━━━━━ RECORDS PROVIDED ━━━━━
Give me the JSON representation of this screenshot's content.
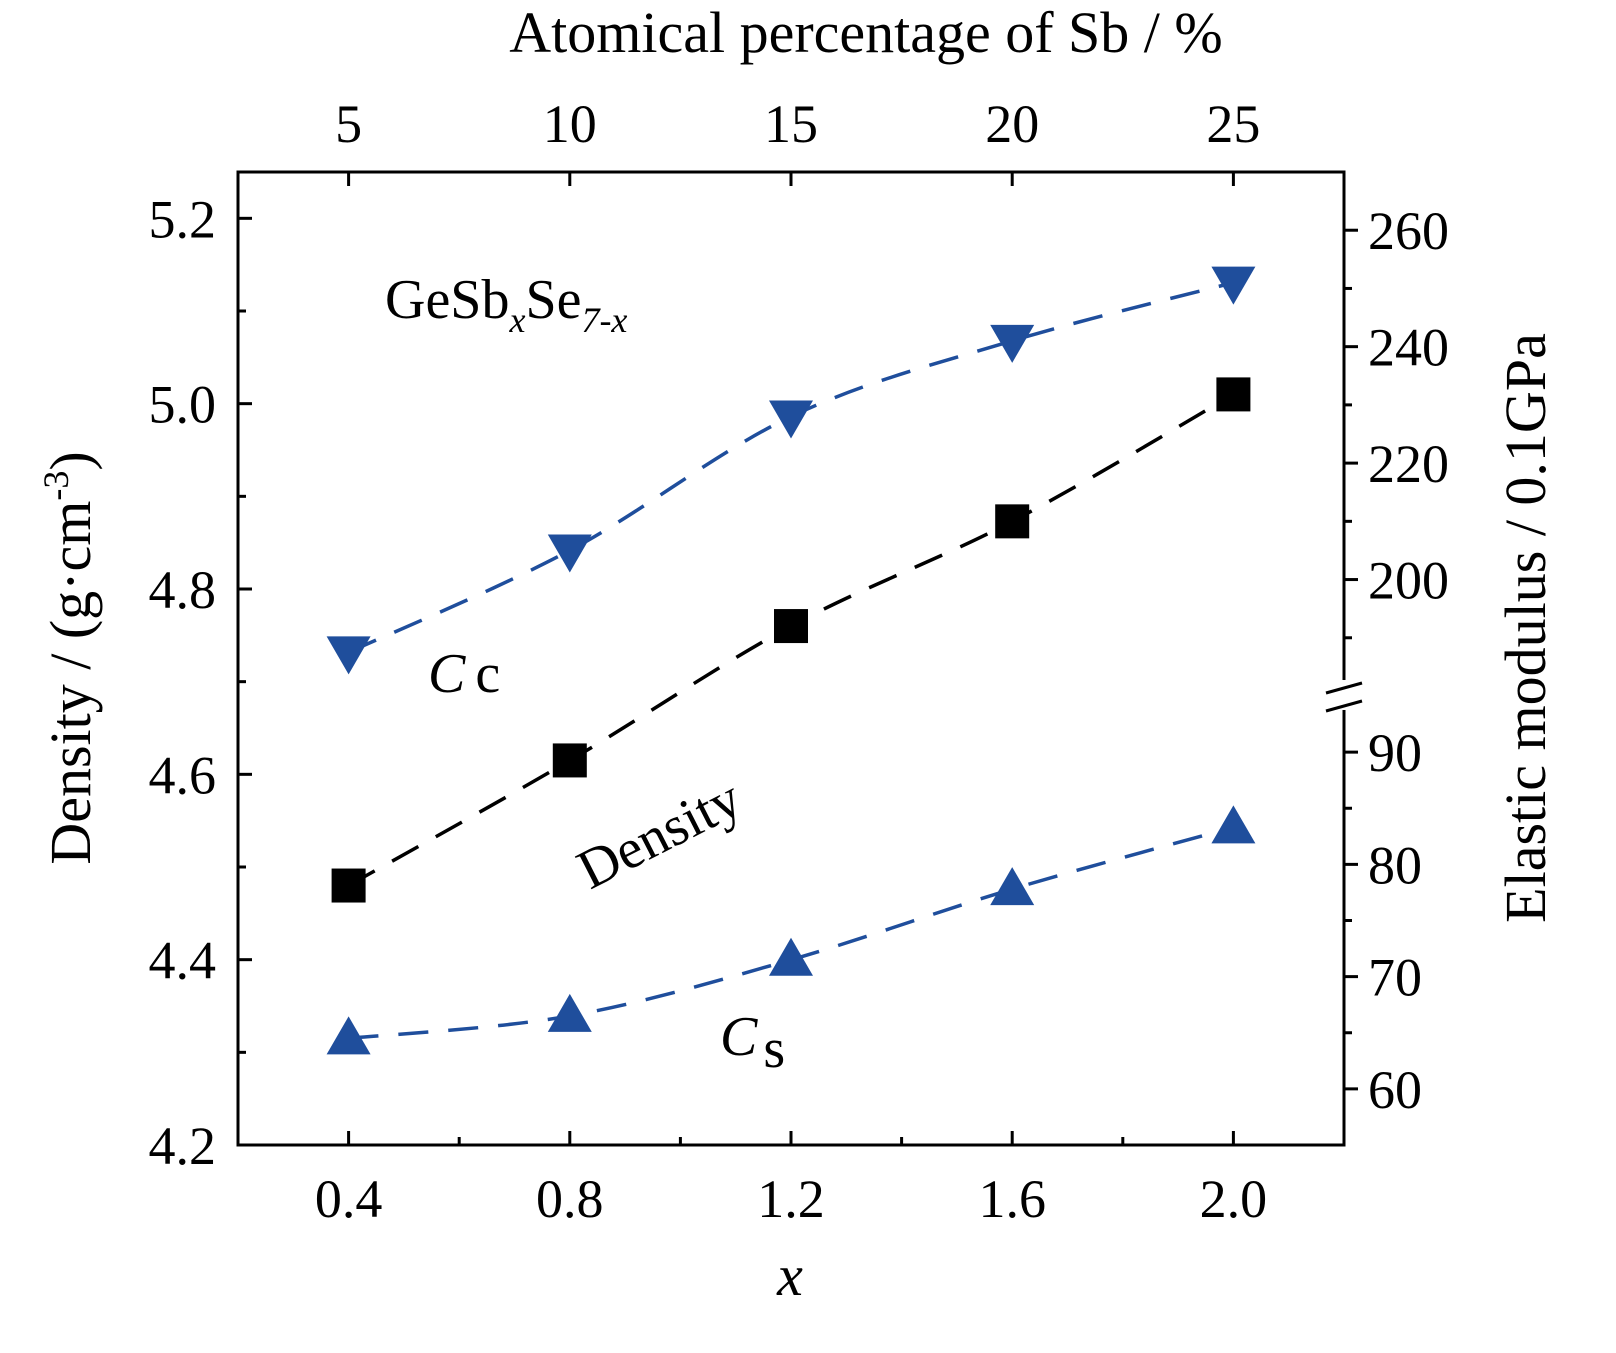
{
  "chart_data": {
    "type": "scatter",
    "bottom_axis": {
      "label": "x",
      "range": [
        0.2,
        2.2
      ],
      "ticks": [
        0.4,
        0.8,
        1.2,
        1.6,
        2.0
      ],
      "tick_labels": [
        "0.4",
        "0.8",
        "1.2",
        "1.6",
        "2.0"
      ]
    },
    "top_axis": {
      "label": "Atomical percentage of Sb / %",
      "ticks": [
        5,
        10,
        15,
        20,
        25
      ],
      "tick_labels": [
        "5",
        "10",
        "15",
        "20",
        "25"
      ]
    },
    "left_axis": {
      "label": "Density / (g·cm⁻³)",
      "label_main": "Density / (g·cm",
      "label_sup": "-3",
      "label_end": ")",
      "range": [
        4.2,
        5.25
      ],
      "ticks": [
        4.2,
        4.4,
        4.6,
        4.8,
        5.0,
        5.2
      ],
      "tick_labels": [
        "4.2",
        "4.4",
        "4.6",
        "4.8",
        "5.0",
        "5.2"
      ]
    },
    "right_axis": {
      "label": "Elastic modulus / 0.1GPa",
      "color": "#1f4e9c",
      "broken": true,
      "lower_segment": {
        "range": [
          55,
          95
        ],
        "ticks": [
          60,
          70,
          80,
          90
        ],
        "tick_labels": [
          "60",
          "70",
          "80",
          "90"
        ]
      },
      "upper_segment": {
        "range": [
          180,
          270
        ],
        "ticks": [
          200,
          220,
          240,
          260
        ],
        "tick_labels": [
          "200",
          "220",
          "240",
          "260"
        ]
      }
    },
    "series": [
      {
        "name": "Cc",
        "axis": "right",
        "marker": "triangle-down",
        "color": "#1f4e9c",
        "line": "dashed",
        "x": [
          0.4,
          0.8,
          1.2,
          1.6,
          2.0
        ],
        "y": [
          187.5,
          205,
          228,
          241,
          251
        ]
      },
      {
        "name": "Density",
        "axis": "left",
        "marker": "square",
        "color": "#000000",
        "line": "dashed",
        "x": [
          0.4,
          0.8,
          1.2,
          1.6,
          2.0
        ],
        "y": [
          4.48,
          4.615,
          4.76,
          4.873,
          5.01
        ]
      },
      {
        "name": "Cs",
        "axis": "right",
        "marker": "triangle-up",
        "color": "#1f4e9c",
        "line": "dashed",
        "x": [
          0.4,
          0.8,
          1.2,
          1.6,
          2.0
        ],
        "y": [
          64.5,
          66.5,
          71.5,
          77.8,
          83.3
        ]
      }
    ],
    "annotations": {
      "formula_base": "GeSb",
      "formula_sub1": "x",
      "formula_mid": "Se",
      "formula_sub2": "7-x",
      "cc_main": "C",
      "cc_sub": "c",
      "cs_main": "C",
      "cs_sub": "s",
      "density_label": "Density"
    },
    "grid": false,
    "legend": "none"
  }
}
━━━━━
THE TASK
Transcribe all the data word for word; the images stay out.

RESULT OF THE TASK
Give me the JSON representation of this screenshot's content.
{
  "chart_data": {
    "type": "scatter",
    "bottom_axis": {
      "label": "x",
      "range": [
        0.2,
        2.2
      ],
      "ticks": [
        0.4,
        0.8,
        1.2,
        1.6,
        2.0
      ],
      "tick_labels": [
        "0.4",
        "0.8",
        "1.2",
        "1.6",
        "2.0"
      ]
    },
    "top_axis": {
      "label": "Atomical percentage of Sb / %",
      "ticks": [
        5,
        10,
        15,
        20,
        25
      ],
      "tick_labels": [
        "5",
        "10",
        "15",
        "20",
        "25"
      ]
    },
    "left_axis": {
      "label": "Density / (g·cm⁻³)",
      "label_main": "Density / (g·cm",
      "label_sup": "-3",
      "label_end": ")",
      "range": [
        4.2,
        5.25
      ],
      "ticks": [
        4.2,
        4.4,
        4.6,
        4.8,
        5.0,
        5.2
      ],
      "tick_labels": [
        "4.2",
        "4.4",
        "4.6",
        "4.8",
        "5.0",
        "5.2"
      ]
    },
    "right_axis": {
      "label": "Elastic modulus / 0.1GPa",
      "color": "#1f4e9c",
      "broken": true,
      "lower_segment": {
        "range": [
          55,
          95
        ],
        "ticks": [
          60,
          70,
          80,
          90
        ],
        "tick_labels": [
          "60",
          "70",
          "80",
          "90"
        ]
      },
      "upper_segment": {
        "range": [
          180,
          270
        ],
        "ticks": [
          200,
          220,
          240,
          260
        ],
        "tick_labels": [
          "200",
          "220",
          "240",
          "260"
        ]
      }
    },
    "series": [
      {
        "name": "Cc",
        "axis": "right",
        "marker": "triangle-down",
        "color": "#1f4e9c",
        "line": "dashed",
        "x": [
          0.4,
          0.8,
          1.2,
          1.6,
          2.0
        ],
        "y": [
          187.5,
          205,
          228,
          241,
          251
        ]
      },
      {
        "name": "Density",
        "axis": "left",
        "marker": "square",
        "color": "#000000",
        "line": "dashed",
        "x": [
          0.4,
          0.8,
          1.2,
          1.6,
          2.0
        ],
        "y": [
          4.48,
          4.615,
          4.76,
          4.873,
          5.01
        ]
      },
      {
        "name": "Cs",
        "axis": "right",
        "marker": "triangle-up",
        "color": "#1f4e9c",
        "line": "dashed",
        "x": [
          0.4,
          0.8,
          1.2,
          1.6,
          2.0
        ],
        "y": [
          64.5,
          66.5,
          71.5,
          77.8,
          83.3
        ]
      }
    ],
    "annotations": {
      "formula_base": "GeSb",
      "formula_sub1": "x",
      "formula_mid": "Se",
      "formula_sub2": "7-x",
      "cc_main": "C",
      "cc_sub": "c",
      "cs_main": "C",
      "cs_sub": "s",
      "density_label": "Density"
    },
    "grid": false,
    "legend": "none"
  }
}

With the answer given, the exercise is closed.